▼

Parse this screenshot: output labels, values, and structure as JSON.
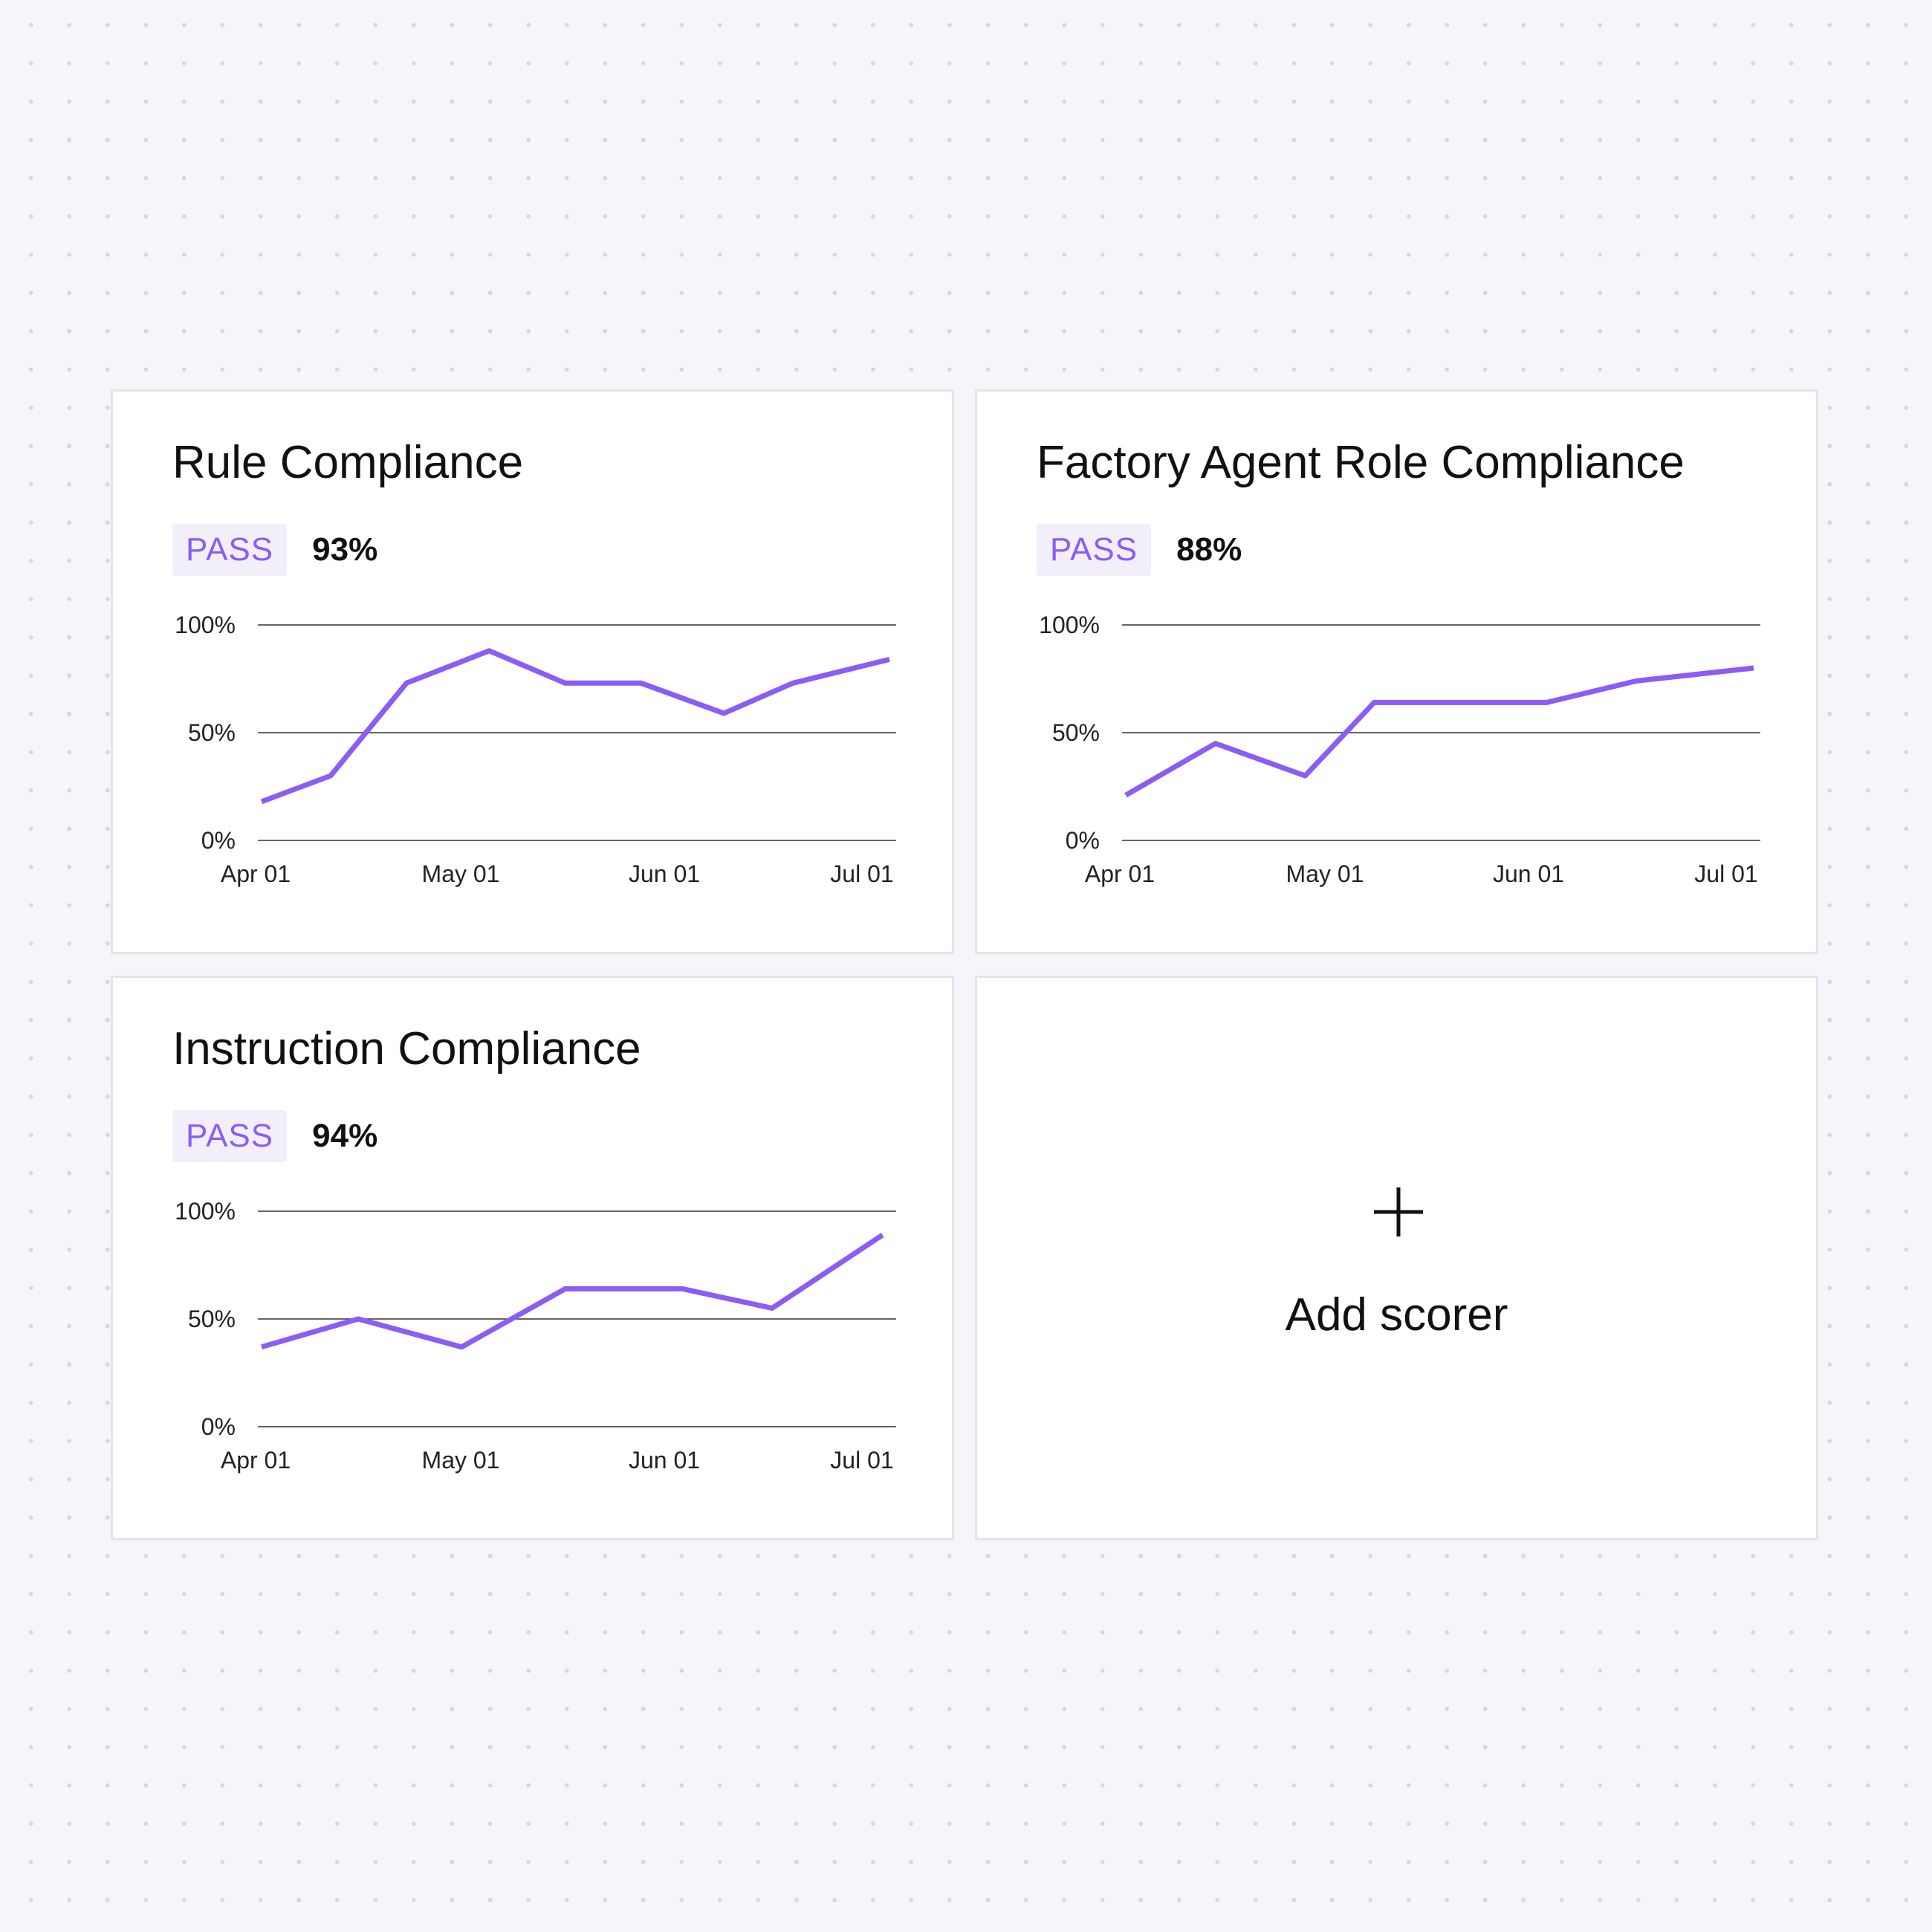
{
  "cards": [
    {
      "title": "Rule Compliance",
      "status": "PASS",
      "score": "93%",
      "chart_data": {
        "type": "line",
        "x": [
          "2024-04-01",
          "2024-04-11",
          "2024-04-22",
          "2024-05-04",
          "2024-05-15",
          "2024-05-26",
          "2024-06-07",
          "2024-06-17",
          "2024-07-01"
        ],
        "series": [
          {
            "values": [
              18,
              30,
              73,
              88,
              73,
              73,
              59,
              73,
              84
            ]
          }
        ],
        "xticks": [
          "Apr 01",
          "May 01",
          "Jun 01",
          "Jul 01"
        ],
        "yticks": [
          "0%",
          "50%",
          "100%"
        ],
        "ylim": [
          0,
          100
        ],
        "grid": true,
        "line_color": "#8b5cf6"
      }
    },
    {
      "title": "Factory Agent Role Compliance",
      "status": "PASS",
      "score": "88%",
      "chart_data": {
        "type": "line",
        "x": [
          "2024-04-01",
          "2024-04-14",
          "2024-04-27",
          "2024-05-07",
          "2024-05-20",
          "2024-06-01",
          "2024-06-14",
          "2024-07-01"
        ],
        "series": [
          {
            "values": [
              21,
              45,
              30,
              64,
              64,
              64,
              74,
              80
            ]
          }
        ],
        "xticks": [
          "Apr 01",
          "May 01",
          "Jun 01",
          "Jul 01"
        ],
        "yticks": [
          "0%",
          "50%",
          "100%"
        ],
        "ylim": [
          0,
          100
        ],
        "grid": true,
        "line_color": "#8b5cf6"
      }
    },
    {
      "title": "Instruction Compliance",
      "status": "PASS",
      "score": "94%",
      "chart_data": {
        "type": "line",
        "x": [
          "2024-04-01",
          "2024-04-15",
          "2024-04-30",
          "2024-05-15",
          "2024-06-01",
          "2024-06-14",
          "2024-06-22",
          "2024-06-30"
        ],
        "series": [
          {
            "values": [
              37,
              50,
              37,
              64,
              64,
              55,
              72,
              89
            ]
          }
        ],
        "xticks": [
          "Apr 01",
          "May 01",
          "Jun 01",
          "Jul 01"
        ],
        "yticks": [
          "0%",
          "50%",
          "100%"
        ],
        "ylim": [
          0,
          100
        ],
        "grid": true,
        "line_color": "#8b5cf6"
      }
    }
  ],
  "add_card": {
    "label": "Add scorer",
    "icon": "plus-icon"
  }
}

▲
▼

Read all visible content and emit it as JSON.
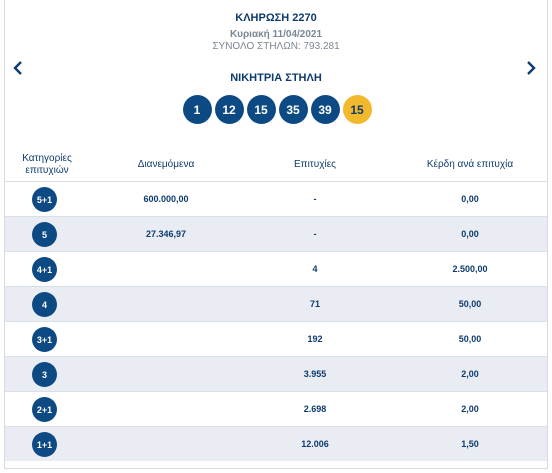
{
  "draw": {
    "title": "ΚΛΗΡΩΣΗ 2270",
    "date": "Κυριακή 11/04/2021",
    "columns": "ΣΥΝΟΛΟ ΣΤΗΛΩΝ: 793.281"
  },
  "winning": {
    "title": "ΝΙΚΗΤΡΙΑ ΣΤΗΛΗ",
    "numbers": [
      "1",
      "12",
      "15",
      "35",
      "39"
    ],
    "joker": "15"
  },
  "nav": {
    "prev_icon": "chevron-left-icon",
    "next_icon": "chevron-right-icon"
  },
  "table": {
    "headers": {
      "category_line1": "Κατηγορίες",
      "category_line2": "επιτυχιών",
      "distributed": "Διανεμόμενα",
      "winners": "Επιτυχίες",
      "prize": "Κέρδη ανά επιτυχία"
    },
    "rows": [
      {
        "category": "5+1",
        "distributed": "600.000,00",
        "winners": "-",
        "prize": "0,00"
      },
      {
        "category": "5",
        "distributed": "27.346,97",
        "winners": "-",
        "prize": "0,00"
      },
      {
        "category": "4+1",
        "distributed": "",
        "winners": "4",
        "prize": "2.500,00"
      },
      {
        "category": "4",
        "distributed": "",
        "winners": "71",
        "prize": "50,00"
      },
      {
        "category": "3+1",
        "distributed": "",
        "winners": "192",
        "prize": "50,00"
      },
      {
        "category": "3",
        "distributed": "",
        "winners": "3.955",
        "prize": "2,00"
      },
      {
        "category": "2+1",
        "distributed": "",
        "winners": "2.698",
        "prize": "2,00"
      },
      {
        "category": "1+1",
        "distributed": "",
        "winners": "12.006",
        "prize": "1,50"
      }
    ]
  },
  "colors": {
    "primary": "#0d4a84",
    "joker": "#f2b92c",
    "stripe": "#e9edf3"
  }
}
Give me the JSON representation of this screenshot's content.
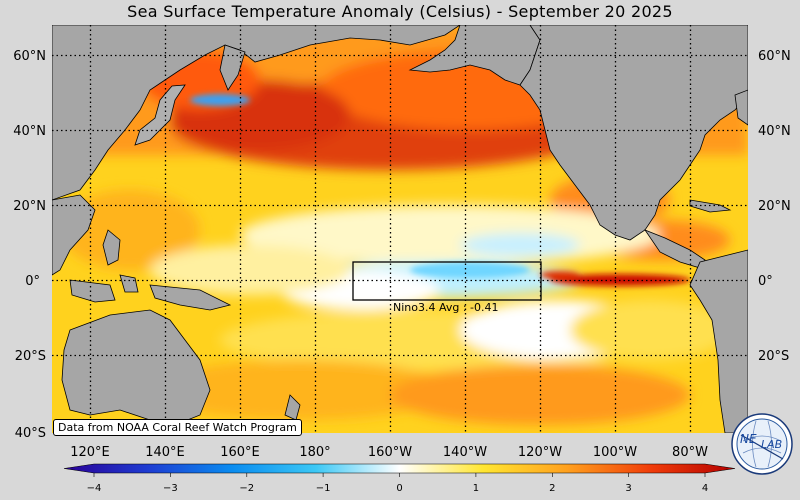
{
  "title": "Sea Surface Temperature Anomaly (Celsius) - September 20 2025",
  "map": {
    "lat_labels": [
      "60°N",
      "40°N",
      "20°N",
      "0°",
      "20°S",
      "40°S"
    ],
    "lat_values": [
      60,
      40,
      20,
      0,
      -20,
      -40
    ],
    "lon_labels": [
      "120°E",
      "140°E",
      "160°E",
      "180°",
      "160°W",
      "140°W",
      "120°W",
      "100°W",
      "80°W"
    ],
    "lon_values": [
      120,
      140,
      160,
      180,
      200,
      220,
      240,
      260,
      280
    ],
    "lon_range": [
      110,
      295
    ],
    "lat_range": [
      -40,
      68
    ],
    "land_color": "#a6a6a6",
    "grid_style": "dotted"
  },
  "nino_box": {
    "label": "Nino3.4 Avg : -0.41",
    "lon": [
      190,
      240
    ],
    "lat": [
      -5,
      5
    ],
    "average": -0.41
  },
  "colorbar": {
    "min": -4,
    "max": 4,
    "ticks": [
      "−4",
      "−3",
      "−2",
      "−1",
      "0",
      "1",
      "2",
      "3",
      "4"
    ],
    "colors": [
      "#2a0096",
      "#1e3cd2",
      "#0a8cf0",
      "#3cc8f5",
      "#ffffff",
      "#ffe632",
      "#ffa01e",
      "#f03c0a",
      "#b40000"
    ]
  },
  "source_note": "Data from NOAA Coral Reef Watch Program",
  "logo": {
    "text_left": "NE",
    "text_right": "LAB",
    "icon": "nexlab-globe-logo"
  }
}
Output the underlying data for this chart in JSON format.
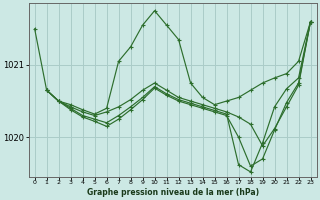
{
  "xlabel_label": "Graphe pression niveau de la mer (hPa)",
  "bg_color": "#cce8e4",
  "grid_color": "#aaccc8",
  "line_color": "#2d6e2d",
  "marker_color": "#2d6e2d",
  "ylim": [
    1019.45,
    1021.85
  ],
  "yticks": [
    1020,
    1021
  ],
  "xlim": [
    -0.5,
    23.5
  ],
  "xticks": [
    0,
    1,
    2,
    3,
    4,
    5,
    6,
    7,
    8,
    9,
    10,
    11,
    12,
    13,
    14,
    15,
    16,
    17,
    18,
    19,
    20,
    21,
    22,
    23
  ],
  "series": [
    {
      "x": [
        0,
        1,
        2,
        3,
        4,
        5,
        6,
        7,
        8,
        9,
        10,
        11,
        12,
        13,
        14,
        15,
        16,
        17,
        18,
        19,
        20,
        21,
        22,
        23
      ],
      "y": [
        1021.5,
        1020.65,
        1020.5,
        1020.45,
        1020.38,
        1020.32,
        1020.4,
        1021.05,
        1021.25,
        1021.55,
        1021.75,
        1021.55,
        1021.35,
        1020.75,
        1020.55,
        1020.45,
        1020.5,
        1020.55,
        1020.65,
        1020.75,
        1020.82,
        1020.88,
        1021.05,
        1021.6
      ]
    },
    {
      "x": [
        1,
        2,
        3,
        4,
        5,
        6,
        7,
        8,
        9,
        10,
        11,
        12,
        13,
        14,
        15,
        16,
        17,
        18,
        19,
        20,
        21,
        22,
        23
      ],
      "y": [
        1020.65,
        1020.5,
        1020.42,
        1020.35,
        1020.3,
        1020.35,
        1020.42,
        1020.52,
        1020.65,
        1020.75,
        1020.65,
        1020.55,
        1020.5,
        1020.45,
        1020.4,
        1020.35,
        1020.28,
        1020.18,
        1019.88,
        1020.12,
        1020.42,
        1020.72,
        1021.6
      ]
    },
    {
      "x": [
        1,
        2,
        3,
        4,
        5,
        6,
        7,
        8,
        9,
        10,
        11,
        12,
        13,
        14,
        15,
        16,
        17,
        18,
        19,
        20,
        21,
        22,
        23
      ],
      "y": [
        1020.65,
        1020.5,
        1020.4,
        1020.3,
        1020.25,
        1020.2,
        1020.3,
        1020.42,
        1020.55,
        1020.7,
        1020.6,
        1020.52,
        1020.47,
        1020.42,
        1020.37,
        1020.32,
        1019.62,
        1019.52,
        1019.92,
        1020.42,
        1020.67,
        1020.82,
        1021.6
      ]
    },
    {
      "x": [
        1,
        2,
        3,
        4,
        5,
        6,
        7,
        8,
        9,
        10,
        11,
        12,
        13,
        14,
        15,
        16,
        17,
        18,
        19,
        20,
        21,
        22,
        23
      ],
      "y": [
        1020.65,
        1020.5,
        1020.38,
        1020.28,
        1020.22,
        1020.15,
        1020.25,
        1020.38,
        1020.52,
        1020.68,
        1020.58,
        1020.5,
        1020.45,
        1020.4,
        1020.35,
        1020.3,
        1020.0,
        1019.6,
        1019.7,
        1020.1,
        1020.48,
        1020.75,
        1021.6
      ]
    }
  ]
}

▲

■ **Task**: Gather up, from the records above, each line where the word "chevron" appears.

■ **The output**:
    "prev_icon": "chevron-left-icon",
    "next_icon": "chevron-right-icon"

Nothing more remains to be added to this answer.